▶ **Record set**:

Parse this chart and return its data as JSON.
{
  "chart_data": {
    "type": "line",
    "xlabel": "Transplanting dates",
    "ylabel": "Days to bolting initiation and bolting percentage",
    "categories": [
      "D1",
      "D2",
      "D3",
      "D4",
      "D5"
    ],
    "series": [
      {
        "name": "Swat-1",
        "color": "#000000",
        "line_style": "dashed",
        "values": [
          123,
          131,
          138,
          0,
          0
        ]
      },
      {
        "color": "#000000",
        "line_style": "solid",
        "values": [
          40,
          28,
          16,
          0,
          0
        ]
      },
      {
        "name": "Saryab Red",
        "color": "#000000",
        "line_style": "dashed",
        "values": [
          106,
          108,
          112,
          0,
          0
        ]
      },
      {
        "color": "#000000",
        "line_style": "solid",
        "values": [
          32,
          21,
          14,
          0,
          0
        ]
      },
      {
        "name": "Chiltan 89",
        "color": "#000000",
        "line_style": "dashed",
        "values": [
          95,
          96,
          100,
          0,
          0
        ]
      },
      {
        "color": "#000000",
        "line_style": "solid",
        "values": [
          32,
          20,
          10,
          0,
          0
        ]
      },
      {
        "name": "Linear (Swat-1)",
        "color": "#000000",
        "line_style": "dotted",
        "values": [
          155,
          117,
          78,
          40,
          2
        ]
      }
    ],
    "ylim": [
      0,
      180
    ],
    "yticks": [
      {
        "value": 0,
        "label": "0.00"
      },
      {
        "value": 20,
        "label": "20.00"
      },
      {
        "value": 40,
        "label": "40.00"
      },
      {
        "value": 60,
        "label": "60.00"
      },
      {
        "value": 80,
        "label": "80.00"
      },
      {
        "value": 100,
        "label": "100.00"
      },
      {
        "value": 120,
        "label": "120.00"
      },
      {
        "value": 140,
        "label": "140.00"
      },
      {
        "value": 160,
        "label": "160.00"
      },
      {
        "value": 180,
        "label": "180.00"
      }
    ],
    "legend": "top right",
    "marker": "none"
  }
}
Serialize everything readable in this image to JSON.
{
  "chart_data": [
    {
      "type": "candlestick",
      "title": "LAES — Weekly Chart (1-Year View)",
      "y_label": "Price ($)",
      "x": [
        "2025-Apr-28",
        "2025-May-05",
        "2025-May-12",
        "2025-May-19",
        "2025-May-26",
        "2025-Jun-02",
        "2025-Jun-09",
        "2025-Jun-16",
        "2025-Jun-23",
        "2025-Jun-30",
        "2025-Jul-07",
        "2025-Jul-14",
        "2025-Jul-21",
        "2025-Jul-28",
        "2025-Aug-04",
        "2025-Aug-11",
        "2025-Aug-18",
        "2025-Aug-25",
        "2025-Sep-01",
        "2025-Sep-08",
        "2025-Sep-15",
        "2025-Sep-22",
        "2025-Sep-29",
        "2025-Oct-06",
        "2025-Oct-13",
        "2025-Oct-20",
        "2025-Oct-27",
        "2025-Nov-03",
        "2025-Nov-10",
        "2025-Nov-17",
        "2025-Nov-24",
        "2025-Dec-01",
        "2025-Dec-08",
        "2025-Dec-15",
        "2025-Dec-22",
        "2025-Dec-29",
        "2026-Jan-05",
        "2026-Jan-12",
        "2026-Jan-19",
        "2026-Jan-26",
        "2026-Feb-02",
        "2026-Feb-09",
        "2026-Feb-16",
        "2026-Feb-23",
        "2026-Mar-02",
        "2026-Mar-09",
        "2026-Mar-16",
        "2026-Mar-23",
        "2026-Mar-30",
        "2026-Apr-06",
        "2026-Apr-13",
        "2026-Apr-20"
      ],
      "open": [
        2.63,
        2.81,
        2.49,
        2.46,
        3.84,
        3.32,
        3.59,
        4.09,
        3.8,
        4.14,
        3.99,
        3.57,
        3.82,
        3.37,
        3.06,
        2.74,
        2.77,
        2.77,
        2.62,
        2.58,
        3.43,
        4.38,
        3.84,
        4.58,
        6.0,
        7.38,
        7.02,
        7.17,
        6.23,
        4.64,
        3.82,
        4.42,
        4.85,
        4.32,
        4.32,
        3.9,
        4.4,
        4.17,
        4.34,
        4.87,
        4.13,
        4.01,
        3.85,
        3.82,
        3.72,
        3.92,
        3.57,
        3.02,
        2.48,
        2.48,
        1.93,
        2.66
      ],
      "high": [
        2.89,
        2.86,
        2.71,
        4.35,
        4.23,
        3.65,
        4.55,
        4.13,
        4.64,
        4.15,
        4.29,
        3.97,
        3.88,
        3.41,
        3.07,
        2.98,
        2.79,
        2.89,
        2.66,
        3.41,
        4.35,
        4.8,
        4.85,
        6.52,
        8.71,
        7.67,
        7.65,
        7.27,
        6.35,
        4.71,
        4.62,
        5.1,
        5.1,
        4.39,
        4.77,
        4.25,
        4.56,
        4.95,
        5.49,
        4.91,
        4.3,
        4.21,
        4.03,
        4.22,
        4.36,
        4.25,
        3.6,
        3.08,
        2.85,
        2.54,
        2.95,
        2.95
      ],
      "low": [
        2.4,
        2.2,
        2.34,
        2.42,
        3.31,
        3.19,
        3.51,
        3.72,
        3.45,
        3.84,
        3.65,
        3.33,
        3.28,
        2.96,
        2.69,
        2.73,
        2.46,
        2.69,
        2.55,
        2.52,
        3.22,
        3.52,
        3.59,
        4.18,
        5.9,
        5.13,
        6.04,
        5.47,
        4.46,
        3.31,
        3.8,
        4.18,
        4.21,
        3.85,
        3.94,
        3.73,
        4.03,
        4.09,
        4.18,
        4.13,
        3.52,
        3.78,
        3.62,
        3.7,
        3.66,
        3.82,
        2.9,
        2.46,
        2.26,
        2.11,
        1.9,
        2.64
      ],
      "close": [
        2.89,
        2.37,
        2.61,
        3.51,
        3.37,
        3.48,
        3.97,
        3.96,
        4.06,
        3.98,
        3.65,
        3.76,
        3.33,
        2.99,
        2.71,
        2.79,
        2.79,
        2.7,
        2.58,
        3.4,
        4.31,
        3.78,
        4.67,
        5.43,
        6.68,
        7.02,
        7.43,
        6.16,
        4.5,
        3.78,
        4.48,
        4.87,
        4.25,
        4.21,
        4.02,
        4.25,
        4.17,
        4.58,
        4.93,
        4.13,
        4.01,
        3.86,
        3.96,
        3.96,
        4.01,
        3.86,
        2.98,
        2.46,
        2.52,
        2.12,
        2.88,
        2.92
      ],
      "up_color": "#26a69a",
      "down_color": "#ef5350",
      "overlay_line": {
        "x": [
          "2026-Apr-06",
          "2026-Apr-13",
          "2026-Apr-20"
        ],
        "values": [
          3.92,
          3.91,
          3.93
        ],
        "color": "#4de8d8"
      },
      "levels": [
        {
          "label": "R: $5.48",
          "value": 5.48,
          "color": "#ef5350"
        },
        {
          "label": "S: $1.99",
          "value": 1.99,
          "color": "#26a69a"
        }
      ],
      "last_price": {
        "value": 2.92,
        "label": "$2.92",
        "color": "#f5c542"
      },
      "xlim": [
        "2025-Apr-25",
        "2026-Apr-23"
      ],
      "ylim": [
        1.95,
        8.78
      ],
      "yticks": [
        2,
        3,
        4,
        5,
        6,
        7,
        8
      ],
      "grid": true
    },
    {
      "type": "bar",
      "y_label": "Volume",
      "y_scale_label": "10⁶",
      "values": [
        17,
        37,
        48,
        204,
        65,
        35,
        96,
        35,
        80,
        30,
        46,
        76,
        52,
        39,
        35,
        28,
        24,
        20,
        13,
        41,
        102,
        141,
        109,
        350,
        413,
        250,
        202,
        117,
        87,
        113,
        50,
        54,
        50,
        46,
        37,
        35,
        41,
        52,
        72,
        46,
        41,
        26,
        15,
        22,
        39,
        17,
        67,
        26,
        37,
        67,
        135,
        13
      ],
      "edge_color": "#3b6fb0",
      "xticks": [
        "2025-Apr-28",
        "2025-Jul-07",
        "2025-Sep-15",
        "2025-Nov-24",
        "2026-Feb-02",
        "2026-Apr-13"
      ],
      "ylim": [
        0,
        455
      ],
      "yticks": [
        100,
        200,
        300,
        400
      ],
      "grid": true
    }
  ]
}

▶ **What is asked**: Report only the number of lines that hold the word "type".

▶ **Answer below**: 3